--- Raw data ---
------------------------
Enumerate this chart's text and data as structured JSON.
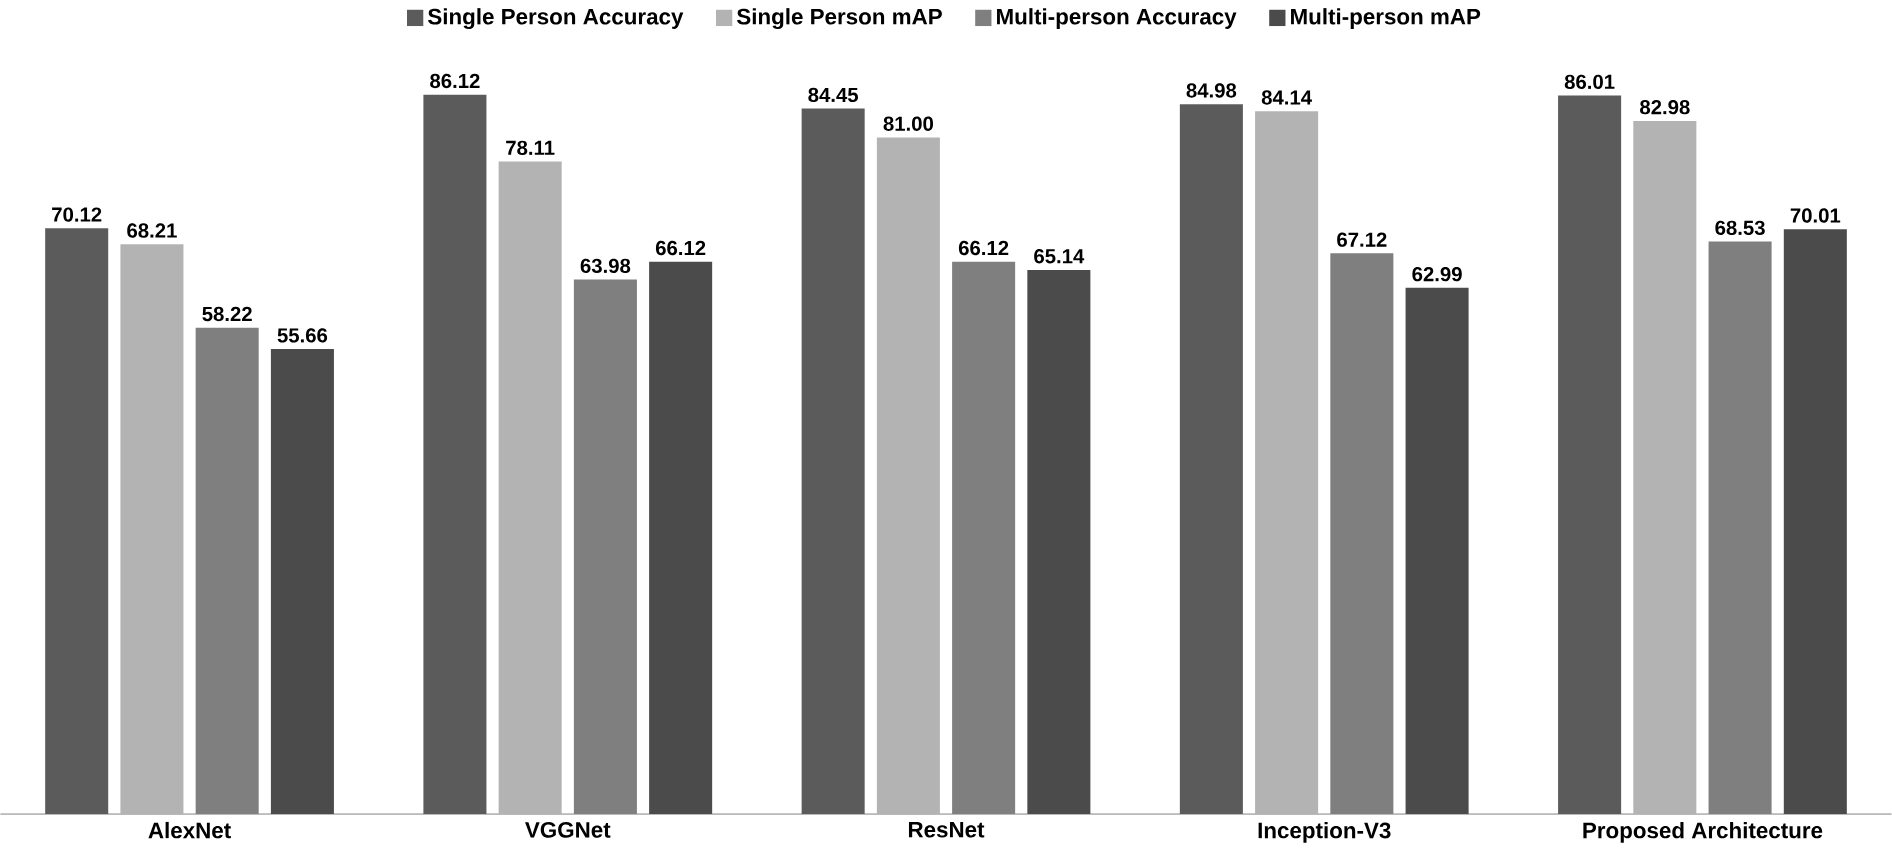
{
  "chart_data": {
    "type": "bar",
    "categories": [
      "AlexNet",
      "VGGNet",
      "ResNet",
      "Inception-V3",
      "Proposed Architecture"
    ],
    "legend": "top",
    "series": [
      {
        "name": "Single Person Accuracy",
        "color": "#5b5b5b",
        "values": [
          70.12,
          86.12,
          84.45,
          84.98,
          86.01
        ],
        "value_labels": [
          "70.12",
          "86.12",
          "84.45",
          "84.98",
          "86.01"
        ]
      },
      {
        "name": "Single Person mAP",
        "color": "#b3b3b3",
        "values": [
          68.21,
          78.11,
          81.0,
          84.14,
          82.98
        ],
        "value_labels": [
          "68.21",
          "78.11",
          "81.00",
          "84.14",
          "82.98"
        ]
      },
      {
        "name": "Multi-person Accuracy",
        "color": "#7f7f7f",
        "values": [
          58.22,
          63.98,
          66.12,
          67.12,
          68.53
        ],
        "value_labels": [
          "58.22",
          "63.98",
          "66.12",
          "67.12",
          "68.53"
        ]
      },
      {
        "name": "Multi-person mAP",
        "color": "#4b4b4b",
        "values": [
          55.66,
          66.12,
          65.14,
          62.99,
          70.01
        ],
        "value_labels": [
          "55.66",
          "66.12",
          "65.14",
          "62.99",
          "70.01"
        ]
      }
    ]
  }
}
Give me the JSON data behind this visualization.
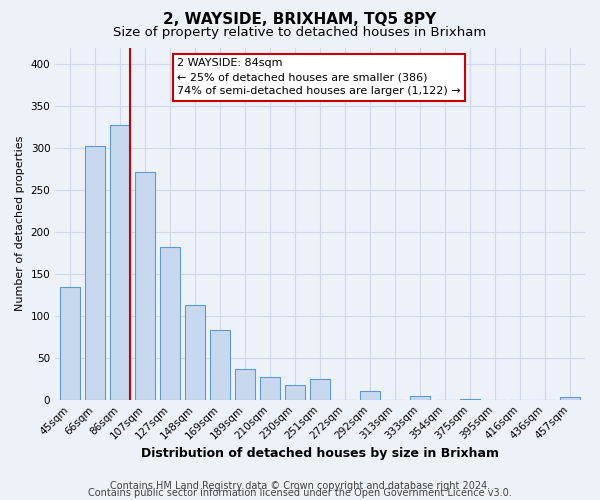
{
  "title": "2, WAYSIDE, BRIXHAM, TQ5 8PY",
  "subtitle": "Size of property relative to detached houses in Brixham",
  "xlabel": "Distribution of detached houses by size in Brixham",
  "ylabel": "Number of detached properties",
  "categories": [
    "45sqm",
    "66sqm",
    "86sqm",
    "107sqm",
    "127sqm",
    "148sqm",
    "169sqm",
    "189sqm",
    "210sqm",
    "230sqm",
    "251sqm",
    "272sqm",
    "292sqm",
    "313sqm",
    "333sqm",
    "354sqm",
    "375sqm",
    "395sqm",
    "416sqm",
    "436sqm",
    "457sqm"
  ],
  "values": [
    135,
    302,
    327,
    271,
    182,
    113,
    83,
    37,
    27,
    17,
    25,
    0,
    10,
    0,
    5,
    0,
    1,
    0,
    0,
    0,
    3
  ],
  "bar_color": "#c8d9ef",
  "bar_edge_color": "#5b9bd5",
  "highlight_bar_index": 2,
  "highlight_line_color": "#cc0000",
  "annotation_text_line1": "2 WAYSIDE: 84sqm",
  "annotation_text_line2": "← 25% of detached houses are smaller (386)",
  "annotation_text_line3": "74% of semi-detached houses are larger (1,122) →",
  "ylim": [
    0,
    420
  ],
  "yticks": [
    0,
    50,
    100,
    150,
    200,
    250,
    300,
    350,
    400
  ],
  "footer_line1": "Contains HM Land Registry data © Crown copyright and database right 2024.",
  "footer_line2": "Contains public sector information licensed under the Open Government Licence v3.0.",
  "background_color": "#edf1f8",
  "grid_color": "#d0d8e8",
  "title_fontsize": 11,
  "subtitle_fontsize": 9.5,
  "xlabel_fontsize": 9,
  "ylabel_fontsize": 8,
  "tick_fontsize": 7.5,
  "annotation_fontsize": 8,
  "footer_fontsize": 7
}
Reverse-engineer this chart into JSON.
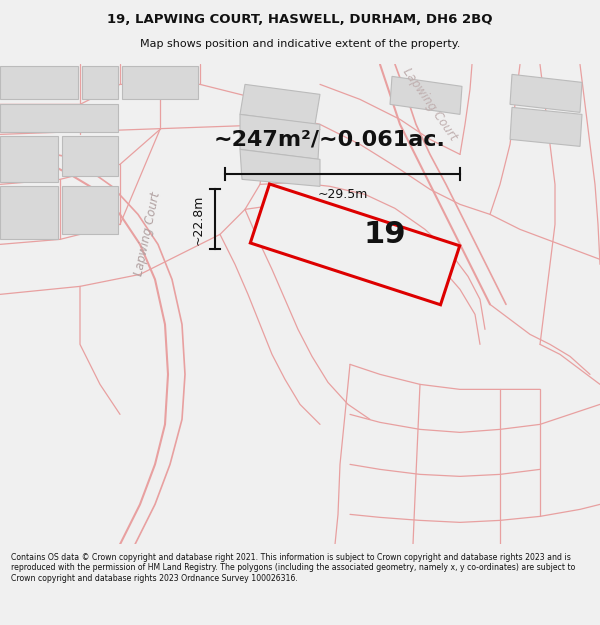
{
  "title": "19, LAPWING COURT, HASWELL, DURHAM, DH6 2BQ",
  "subtitle": "Map shows position and indicative extent of the property.",
  "area_text": "~247m²/~0.061ac.",
  "label_19": "19",
  "dim_width": "~29.5m",
  "dim_height": "~22.8m",
  "footer": "Contains OS data © Crown copyright and database right 2021. This information is subject to Crown copyright and database rights 2023 and is reproduced with the permission of HM Land Registry. The polygons (including the associated geometry, namely x, y co-ordinates) are subject to Crown copyright and database rights 2023 Ordnance Survey 100026316.",
  "bg_color": "#f0f0f0",
  "map_bg": "#ffffff",
  "building_fill": "#d8d8d8",
  "building_outline": "#bbbbbb",
  "boundary_color": "#e8a0a0",
  "plot_fill": "#e0e0e0",
  "plot_outline": "#dd0000",
  "dim_color": "#111111",
  "street_label_color": "#b0a0a0",
  "street_label2_color": "#c0b0b0"
}
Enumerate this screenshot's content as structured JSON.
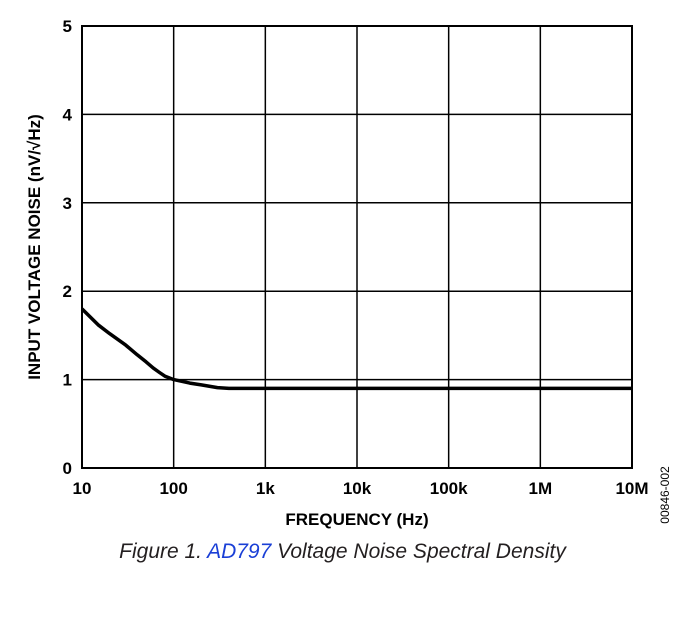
{
  "chart_data": {
    "type": "line",
    "xlabel": "FREQUENCY (Hz)",
    "ylabel": "INPUT VOLTAGE NOISE (nV/√Hz)",
    "xscale": "log",
    "xlim": [
      10,
      10000000
    ],
    "ylim": [
      0,
      5
    ],
    "grid": true,
    "x_tick_values": [
      10,
      100,
      1000,
      10000,
      100000,
      1000000,
      10000000
    ],
    "x_tick_labels": [
      "10",
      "100",
      "1k",
      "10k",
      "100k",
      "1M",
      "10M"
    ],
    "y_tick_values": [
      0,
      1,
      2,
      3,
      4,
      5
    ],
    "y_tick_labels": [
      "0",
      "1",
      "2",
      "3",
      "4",
      "5"
    ],
    "series": [
      {
        "x": [
          10,
          15,
          20,
          30,
          40,
          50,
          60,
          70,
          80,
          100,
          150,
          200,
          300,
          400,
          1000,
          10000,
          100000,
          1000000,
          10000000
        ],
        "y": [
          1.8,
          1.62,
          1.52,
          1.39,
          1.28,
          1.2,
          1.13,
          1.08,
          1.04,
          1.0,
          0.96,
          0.94,
          0.91,
          0.9,
          0.9,
          0.9,
          0.9,
          0.9,
          0.9
        ],
        "color": "#000000"
      }
    ],
    "figure_code": "00846-002"
  },
  "caption": {
    "prefix": "Figure 1. ",
    "link": "AD797",
    "suffix": " Voltage Noise Spectral Density"
  }
}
------------------------
--- What the exercise asks ---
Omit each picture, then return all of the listing exactly as it stands.

--- Exercise answer ---
Enumerate this chart's text and data as structured JSON.
{
  "chart_data": {
    "type": "bar",
    "categories": [
      "AlexNet",
      "VGGNet",
      "ResNet",
      "Inception-V3",
      "Proposed Architecture"
    ],
    "legend": "top",
    "series": [
      {
        "name": "Single Person Accuracy",
        "color": "#5b5b5b",
        "values": [
          70.12,
          86.12,
          84.45,
          84.98,
          86.01
        ],
        "value_labels": [
          "70.12",
          "86.12",
          "84.45",
          "84.98",
          "86.01"
        ]
      },
      {
        "name": "Single Person mAP",
        "color": "#b3b3b3",
        "values": [
          68.21,
          78.11,
          81.0,
          84.14,
          82.98
        ],
        "value_labels": [
          "68.21",
          "78.11",
          "81.00",
          "84.14",
          "82.98"
        ]
      },
      {
        "name": "Multi-person Accuracy",
        "color": "#7f7f7f",
        "values": [
          58.22,
          63.98,
          66.12,
          67.12,
          68.53
        ],
        "value_labels": [
          "58.22",
          "63.98",
          "66.12",
          "67.12",
          "68.53"
        ]
      },
      {
        "name": "Multi-person mAP",
        "color": "#4b4b4b",
        "values": [
          55.66,
          66.12,
          65.14,
          62.99,
          70.01
        ],
        "value_labels": [
          "55.66",
          "66.12",
          "65.14",
          "62.99",
          "70.01"
        ]
      }
    ]
  }
}
Give me the JSON data behind this visualization.
{
  "title": "2, WAYSIDE, BRIXHAM, TQ5 8PY",
  "subtitle": "Size of property relative to detached houses in Brixham",
  "xlabel": "Distribution of detached houses by size in Brixham",
  "ylabel": "Number of detached properties",
  "categories": [
    "45sqm",
    "66sqm",
    "86sqm",
    "107sqm",
    "127sqm",
    "148sqm",
    "169sqm",
    "189sqm",
    "210sqm",
    "230sqm",
    "251sqm",
    "272sqm",
    "292sqm",
    "313sqm",
    "333sqm",
    "354sqm",
    "375sqm",
    "395sqm",
    "416sqm",
    "436sqm",
    "457sqm"
  ],
  "values": [
    135,
    302,
    327,
    271,
    182,
    113,
    83,
    37,
    27,
    17,
    25,
    0,
    10,
    0,
    5,
    0,
    1,
    0,
    0,
    0,
    3
  ],
  "bar_color": "#c8d9ef",
  "bar_edge_color": "#5b9bd5",
  "highlight_bar_index": 2,
  "highlight_line_color": "#cc0000",
  "annotation_text_line1": "2 WAYSIDE: 84sqm",
  "annotation_text_line2": "← 25% of detached houses are smaller (386)",
  "annotation_text_line3": "74% of semi-detached houses are larger (1,122) →",
  "ylim": [
    0,
    420
  ],
  "yticks": [
    0,
    50,
    100,
    150,
    200,
    250,
    300,
    350,
    400
  ],
  "footer_line1": "Contains HM Land Registry data © Crown copyright and database right 2024.",
  "footer_line2": "Contains public sector information licensed under the Open Government Licence v3.0.",
  "background_color": "#edf1f8",
  "grid_color": "#d0d8e8",
  "title_fontsize": 11,
  "subtitle_fontsize": 9.5,
  "xlabel_fontsize": 9,
  "ylabel_fontsize": 8,
  "tick_fontsize": 7.5,
  "annotation_fontsize": 8,
  "footer_fontsize": 7
}
Reverse-engineer this chart into JSON.
{
  "title": "19, LAPWING COURT, HASWELL, DURHAM, DH6 2BQ",
  "subtitle": "Map shows position and indicative extent of the property.",
  "area_text": "~247m²/~0.061ac.",
  "label_19": "19",
  "dim_width": "~29.5m",
  "dim_height": "~22.8m",
  "footer": "Contains OS data © Crown copyright and database right 2021. This information is subject to Crown copyright and database rights 2023 and is reproduced with the permission of HM Land Registry. The polygons (including the associated geometry, namely x, y co-ordinates) are subject to Crown copyright and database rights 2023 Ordnance Survey 100026316.",
  "bg_color": "#f0f0f0",
  "map_bg": "#ffffff",
  "building_fill": "#d8d8d8",
  "building_outline": "#bbbbbb",
  "boundary_color": "#e8a0a0",
  "plot_fill": "#e0e0e0",
  "plot_outline": "#dd0000",
  "dim_color": "#111111",
  "street_label_color": "#b0a0a0",
  "street_label2_color": "#c0b0b0"
}
Enumerate this screenshot's content as structured JSON.
{
  "chart_data": {
    "type": "line",
    "xlabel": "FREQUENCY (Hz)",
    "ylabel": "INPUT VOLTAGE NOISE (nV/√Hz)",
    "xscale": "log",
    "xlim": [
      10,
      10000000
    ],
    "ylim": [
      0,
      5
    ],
    "grid": true,
    "x_tick_values": [
      10,
      100,
      1000,
      10000,
      100000,
      1000000,
      10000000
    ],
    "x_tick_labels": [
      "10",
      "100",
      "1k",
      "10k",
      "100k",
      "1M",
      "10M"
    ],
    "y_tick_values": [
      0,
      1,
      2,
      3,
      4,
      5
    ],
    "y_tick_labels": [
      "0",
      "1",
      "2",
      "3",
      "4",
      "5"
    ],
    "series": [
      {
        "x": [
          10,
          15,
          20,
          30,
          40,
          50,
          60,
          70,
          80,
          100,
          150,
          200,
          300,
          400,
          1000,
          10000,
          100000,
          1000000,
          10000000
        ],
        "y": [
          1.8,
          1.62,
          1.52,
          1.39,
          1.28,
          1.2,
          1.13,
          1.08,
          1.04,
          1.0,
          0.96,
          0.94,
          0.91,
          0.9,
          0.9,
          0.9,
          0.9,
          0.9,
          0.9
        ],
        "color": "#000000"
      }
    ],
    "figure_code": "00846-002"
  },
  "caption": {
    "prefix": "Figure 1. ",
    "link": "AD797",
    "suffix": " Voltage Noise Spectral Density"
  }
}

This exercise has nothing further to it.